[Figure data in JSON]
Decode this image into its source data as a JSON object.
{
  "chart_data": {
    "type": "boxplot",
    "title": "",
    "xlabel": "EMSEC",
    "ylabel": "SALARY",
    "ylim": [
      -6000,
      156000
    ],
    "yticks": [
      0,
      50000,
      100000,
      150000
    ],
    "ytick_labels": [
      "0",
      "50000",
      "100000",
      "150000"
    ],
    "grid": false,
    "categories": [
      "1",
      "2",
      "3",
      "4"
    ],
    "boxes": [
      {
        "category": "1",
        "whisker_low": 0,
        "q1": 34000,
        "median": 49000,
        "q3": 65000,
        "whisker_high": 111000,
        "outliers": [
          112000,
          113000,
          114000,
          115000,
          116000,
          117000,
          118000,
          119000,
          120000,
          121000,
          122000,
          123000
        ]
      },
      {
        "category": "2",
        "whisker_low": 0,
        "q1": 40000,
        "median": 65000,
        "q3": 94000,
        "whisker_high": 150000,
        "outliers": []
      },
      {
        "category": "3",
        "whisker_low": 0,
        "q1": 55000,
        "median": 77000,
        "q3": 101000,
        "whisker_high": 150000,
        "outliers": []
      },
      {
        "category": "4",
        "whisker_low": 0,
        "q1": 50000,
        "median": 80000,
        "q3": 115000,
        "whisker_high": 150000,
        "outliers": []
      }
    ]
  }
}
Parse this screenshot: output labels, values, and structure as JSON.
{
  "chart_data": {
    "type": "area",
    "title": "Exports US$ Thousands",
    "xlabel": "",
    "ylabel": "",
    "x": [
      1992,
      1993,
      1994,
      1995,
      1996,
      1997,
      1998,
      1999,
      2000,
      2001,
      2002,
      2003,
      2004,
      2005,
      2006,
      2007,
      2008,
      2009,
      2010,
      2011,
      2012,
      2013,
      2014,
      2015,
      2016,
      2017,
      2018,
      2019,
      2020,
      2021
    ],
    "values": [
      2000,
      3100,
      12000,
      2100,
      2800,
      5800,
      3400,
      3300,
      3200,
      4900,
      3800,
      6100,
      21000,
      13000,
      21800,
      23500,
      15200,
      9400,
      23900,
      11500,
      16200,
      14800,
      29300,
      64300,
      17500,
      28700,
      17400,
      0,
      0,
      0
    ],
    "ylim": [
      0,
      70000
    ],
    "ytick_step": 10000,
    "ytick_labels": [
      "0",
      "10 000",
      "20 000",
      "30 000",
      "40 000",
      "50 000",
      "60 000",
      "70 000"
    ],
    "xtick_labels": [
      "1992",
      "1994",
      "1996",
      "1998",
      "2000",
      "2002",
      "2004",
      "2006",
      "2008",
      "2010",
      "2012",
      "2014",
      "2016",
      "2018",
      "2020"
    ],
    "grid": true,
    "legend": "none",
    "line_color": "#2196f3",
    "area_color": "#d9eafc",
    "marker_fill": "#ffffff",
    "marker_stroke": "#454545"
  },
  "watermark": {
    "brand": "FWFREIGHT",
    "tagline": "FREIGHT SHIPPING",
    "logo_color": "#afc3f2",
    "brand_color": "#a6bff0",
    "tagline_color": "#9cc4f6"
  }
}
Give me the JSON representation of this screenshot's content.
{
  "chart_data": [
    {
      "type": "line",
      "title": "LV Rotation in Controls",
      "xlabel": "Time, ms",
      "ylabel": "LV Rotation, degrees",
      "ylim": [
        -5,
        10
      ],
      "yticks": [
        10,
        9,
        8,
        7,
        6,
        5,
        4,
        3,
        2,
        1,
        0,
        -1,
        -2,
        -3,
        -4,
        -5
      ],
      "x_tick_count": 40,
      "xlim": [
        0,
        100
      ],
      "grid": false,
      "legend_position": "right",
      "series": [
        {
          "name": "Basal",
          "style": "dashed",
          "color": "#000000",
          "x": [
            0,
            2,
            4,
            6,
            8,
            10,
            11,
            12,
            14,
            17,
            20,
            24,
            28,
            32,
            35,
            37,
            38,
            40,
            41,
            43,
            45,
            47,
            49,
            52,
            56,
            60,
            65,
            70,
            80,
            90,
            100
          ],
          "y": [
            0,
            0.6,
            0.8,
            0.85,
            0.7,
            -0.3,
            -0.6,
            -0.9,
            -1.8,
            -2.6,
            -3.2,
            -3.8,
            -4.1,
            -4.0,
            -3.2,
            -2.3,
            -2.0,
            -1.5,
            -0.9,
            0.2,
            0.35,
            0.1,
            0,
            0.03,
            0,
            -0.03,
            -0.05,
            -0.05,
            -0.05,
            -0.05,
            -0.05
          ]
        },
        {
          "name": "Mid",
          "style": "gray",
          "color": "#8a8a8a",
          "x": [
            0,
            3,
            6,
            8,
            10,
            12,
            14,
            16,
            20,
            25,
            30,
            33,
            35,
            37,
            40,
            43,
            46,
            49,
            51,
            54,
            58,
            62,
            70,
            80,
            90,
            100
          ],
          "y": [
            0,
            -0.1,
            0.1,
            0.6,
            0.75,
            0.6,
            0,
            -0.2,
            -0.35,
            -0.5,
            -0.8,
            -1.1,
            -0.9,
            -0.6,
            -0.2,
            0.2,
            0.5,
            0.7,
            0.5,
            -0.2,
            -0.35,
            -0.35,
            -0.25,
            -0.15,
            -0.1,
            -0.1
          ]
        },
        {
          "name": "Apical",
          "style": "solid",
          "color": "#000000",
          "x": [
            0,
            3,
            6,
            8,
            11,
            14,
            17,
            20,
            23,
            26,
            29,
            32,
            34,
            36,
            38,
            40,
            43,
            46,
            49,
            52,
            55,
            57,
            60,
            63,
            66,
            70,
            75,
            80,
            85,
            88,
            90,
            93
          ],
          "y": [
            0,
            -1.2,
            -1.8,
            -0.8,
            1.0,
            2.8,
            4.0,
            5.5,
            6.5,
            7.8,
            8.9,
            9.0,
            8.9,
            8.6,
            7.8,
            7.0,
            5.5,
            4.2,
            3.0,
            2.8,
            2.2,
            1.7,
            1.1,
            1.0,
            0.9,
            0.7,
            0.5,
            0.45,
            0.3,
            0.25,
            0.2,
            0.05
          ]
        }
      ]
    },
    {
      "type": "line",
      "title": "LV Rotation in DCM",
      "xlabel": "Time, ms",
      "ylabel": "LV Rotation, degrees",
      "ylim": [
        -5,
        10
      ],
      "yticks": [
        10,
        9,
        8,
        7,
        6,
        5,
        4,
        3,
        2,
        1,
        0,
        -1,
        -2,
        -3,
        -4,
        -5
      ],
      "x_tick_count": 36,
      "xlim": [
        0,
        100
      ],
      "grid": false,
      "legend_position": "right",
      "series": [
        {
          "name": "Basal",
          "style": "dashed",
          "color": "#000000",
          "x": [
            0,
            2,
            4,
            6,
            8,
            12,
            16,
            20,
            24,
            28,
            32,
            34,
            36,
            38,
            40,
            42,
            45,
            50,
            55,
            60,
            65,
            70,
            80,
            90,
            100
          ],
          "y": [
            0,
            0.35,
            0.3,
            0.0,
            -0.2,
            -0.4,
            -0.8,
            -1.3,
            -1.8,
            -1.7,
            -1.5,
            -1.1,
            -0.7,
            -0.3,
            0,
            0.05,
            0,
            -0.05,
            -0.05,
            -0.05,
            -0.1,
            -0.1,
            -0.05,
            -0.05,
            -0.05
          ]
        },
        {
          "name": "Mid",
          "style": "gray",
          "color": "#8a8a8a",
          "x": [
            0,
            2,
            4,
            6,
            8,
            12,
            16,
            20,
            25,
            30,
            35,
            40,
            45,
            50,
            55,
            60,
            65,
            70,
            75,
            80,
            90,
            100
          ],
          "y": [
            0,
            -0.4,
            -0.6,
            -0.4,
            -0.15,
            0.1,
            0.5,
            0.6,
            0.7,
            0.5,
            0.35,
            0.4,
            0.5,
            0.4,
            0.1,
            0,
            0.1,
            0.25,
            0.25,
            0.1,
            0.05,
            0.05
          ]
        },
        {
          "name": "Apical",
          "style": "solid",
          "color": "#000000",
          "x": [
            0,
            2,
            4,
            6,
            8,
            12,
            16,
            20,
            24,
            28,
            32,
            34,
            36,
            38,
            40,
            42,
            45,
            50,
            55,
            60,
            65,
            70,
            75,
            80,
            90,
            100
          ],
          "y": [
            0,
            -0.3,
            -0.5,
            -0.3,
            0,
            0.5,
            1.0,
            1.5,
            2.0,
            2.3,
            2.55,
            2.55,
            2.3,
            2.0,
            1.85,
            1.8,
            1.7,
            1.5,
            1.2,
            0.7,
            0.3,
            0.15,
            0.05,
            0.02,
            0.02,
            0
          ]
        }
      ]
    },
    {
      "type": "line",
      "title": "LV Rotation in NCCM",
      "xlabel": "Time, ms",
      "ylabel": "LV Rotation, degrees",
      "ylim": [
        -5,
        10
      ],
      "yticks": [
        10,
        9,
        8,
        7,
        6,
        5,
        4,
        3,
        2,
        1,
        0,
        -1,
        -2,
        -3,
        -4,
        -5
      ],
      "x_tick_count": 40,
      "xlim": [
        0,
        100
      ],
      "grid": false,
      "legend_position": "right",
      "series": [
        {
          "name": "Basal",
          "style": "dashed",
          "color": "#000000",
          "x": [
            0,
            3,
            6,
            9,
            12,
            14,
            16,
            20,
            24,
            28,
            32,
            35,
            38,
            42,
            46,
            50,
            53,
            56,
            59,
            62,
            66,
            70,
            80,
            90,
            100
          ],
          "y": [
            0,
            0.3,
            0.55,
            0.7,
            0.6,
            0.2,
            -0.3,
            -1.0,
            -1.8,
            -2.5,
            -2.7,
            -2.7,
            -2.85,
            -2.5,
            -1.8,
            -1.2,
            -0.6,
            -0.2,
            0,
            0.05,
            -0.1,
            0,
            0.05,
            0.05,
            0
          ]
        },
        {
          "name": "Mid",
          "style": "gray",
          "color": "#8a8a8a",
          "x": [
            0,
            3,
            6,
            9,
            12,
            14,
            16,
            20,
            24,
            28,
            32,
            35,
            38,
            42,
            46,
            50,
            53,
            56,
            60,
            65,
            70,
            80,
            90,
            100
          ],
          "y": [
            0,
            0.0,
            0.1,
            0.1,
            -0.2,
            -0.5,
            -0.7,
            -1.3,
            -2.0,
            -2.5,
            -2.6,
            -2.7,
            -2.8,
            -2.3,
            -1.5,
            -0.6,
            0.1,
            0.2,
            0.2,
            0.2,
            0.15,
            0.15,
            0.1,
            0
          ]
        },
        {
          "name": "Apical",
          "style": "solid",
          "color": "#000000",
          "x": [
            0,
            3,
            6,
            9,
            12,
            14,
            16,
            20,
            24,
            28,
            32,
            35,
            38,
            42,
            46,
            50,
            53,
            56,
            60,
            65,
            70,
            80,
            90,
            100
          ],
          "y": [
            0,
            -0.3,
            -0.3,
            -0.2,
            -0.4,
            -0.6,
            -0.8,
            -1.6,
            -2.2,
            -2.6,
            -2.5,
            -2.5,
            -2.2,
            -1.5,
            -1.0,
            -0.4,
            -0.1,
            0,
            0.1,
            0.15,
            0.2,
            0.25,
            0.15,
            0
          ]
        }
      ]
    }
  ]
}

AIM OF THE EXERCISE:
Return every line of the preceding records in which the word "screenshot" appears.

SOLUTION FOR THIS TASK:
Parse this screenshot: output labels, values, and structure as JSON.
Give me the JSON representation of this screenshot's content.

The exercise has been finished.